- Goal of the exercise -
Copy the lines exactly, starting at the line that contains "y-axis-title: Time (sec)" and ending after the line that contains "legend-label: Target bbox=[458, 80, 495, 93]".

- Element-and-box listings -
>> START

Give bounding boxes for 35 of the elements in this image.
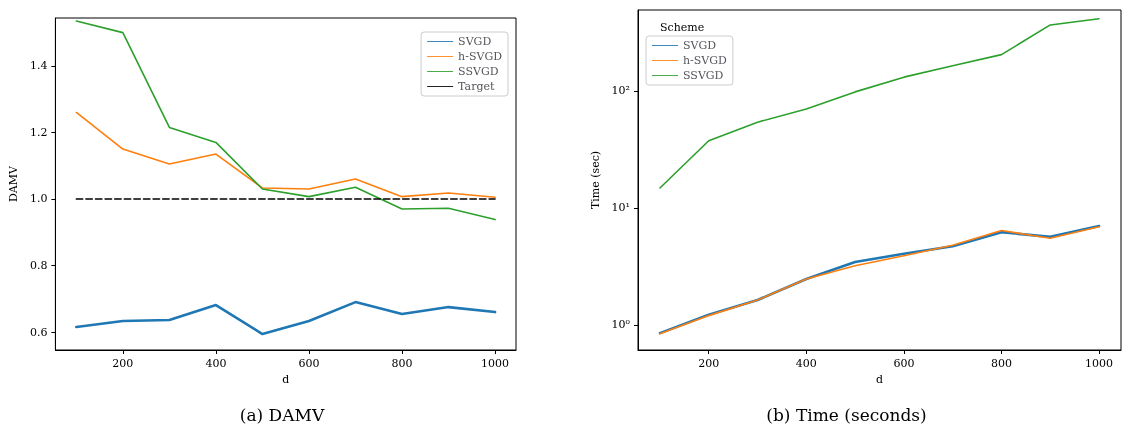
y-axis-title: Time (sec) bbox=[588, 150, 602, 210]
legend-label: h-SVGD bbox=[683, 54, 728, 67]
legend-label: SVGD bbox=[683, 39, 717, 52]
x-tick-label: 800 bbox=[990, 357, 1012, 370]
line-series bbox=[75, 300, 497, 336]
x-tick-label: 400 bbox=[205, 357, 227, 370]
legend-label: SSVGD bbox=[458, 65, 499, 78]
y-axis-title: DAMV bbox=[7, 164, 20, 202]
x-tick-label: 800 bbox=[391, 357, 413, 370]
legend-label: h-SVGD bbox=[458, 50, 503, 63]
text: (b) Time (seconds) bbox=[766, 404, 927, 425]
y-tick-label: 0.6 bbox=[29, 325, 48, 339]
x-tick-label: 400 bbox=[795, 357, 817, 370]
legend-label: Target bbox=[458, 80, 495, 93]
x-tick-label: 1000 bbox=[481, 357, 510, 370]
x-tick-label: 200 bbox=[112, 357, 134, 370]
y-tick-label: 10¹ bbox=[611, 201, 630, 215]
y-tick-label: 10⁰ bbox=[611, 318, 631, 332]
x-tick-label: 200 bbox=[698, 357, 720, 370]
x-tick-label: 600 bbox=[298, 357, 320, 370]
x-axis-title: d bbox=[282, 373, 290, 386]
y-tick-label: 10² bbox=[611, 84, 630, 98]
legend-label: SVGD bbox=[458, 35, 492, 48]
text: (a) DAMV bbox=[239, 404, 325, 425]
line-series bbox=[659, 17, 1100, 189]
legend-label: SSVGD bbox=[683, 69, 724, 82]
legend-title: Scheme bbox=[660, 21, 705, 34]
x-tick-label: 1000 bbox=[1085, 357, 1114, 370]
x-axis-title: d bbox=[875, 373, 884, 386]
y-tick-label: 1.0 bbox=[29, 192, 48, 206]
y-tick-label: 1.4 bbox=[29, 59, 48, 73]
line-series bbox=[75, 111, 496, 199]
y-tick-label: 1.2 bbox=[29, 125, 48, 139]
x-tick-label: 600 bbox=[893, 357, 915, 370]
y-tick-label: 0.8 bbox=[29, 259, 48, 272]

>> END
>> START

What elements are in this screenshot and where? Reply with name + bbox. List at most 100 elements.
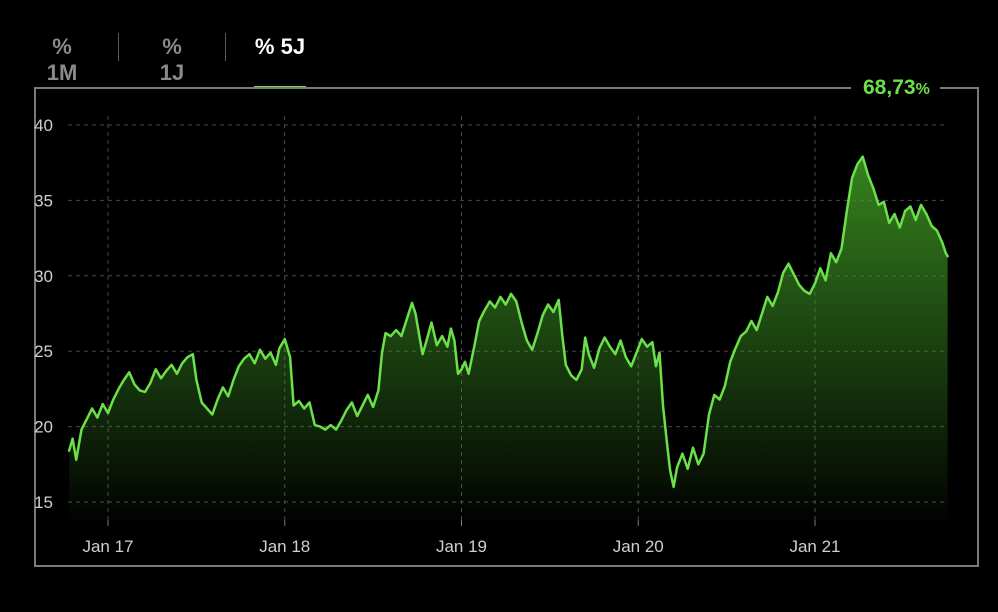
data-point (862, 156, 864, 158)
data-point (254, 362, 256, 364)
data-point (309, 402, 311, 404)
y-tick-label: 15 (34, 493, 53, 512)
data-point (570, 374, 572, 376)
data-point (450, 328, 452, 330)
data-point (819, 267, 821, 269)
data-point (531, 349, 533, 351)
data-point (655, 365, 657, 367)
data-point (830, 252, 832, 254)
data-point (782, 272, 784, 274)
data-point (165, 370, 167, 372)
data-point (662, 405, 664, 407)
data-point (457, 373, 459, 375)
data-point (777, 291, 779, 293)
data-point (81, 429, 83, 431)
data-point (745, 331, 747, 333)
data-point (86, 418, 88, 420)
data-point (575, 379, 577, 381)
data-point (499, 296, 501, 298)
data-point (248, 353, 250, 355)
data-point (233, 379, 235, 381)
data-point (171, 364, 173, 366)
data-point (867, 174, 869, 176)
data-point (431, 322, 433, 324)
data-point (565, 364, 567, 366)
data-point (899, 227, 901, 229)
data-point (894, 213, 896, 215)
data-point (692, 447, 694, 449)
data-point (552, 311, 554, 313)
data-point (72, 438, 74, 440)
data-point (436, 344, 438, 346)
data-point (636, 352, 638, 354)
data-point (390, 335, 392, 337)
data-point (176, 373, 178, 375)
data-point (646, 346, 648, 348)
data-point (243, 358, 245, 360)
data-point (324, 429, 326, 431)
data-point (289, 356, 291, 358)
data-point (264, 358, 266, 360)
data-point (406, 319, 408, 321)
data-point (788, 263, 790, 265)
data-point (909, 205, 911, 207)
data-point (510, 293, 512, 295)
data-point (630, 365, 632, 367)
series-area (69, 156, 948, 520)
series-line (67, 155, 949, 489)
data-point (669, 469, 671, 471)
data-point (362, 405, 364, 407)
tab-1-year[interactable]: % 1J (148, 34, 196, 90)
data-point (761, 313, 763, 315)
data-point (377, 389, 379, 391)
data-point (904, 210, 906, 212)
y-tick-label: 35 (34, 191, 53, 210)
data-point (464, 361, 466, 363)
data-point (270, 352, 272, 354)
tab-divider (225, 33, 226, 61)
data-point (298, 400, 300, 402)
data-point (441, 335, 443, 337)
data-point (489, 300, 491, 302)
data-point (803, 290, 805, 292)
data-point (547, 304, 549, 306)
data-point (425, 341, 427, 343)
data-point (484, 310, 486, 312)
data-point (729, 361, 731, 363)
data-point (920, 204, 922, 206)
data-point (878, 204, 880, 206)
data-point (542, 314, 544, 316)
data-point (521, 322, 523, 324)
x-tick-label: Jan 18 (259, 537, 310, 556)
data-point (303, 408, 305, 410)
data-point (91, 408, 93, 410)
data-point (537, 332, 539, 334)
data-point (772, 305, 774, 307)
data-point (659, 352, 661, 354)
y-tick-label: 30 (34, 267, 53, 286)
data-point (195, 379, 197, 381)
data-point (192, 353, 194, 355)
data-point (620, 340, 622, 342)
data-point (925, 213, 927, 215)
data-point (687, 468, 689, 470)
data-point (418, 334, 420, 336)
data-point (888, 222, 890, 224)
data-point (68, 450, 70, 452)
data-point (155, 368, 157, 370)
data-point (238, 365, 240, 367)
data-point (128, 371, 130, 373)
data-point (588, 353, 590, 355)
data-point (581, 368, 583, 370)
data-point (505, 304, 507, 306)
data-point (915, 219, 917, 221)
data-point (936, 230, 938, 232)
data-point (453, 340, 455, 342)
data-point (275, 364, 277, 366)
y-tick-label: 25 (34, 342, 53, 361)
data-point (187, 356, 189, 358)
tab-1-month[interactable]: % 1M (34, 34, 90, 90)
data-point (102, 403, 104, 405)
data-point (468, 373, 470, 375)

>> END

- Task output -
y-axis-title: Time (sec) bbox=[588, 150, 602, 210]
legend-label: h-SVGD bbox=[683, 54, 728, 67]
legend-label: SVGD bbox=[683, 39, 717, 52]
x-tick-label: 800 bbox=[990, 357, 1012, 370]
line-series bbox=[75, 300, 497, 336]
x-tick-label: 400 bbox=[205, 357, 227, 370]
legend-label: SSVGD bbox=[458, 65, 499, 78]
y-axis-title: DAMV bbox=[7, 164, 20, 202]
x-tick-label: 800 bbox=[391, 357, 413, 370]
legend-label: h-SVGD bbox=[458, 50, 503, 63]
text: (b) Time (seconds) bbox=[766, 404, 927, 425]
y-tick-label: 0.6 bbox=[29, 325, 48, 339]
x-tick-label: 400 bbox=[795, 357, 817, 370]
legend-label: Target bbox=[458, 80, 495, 93]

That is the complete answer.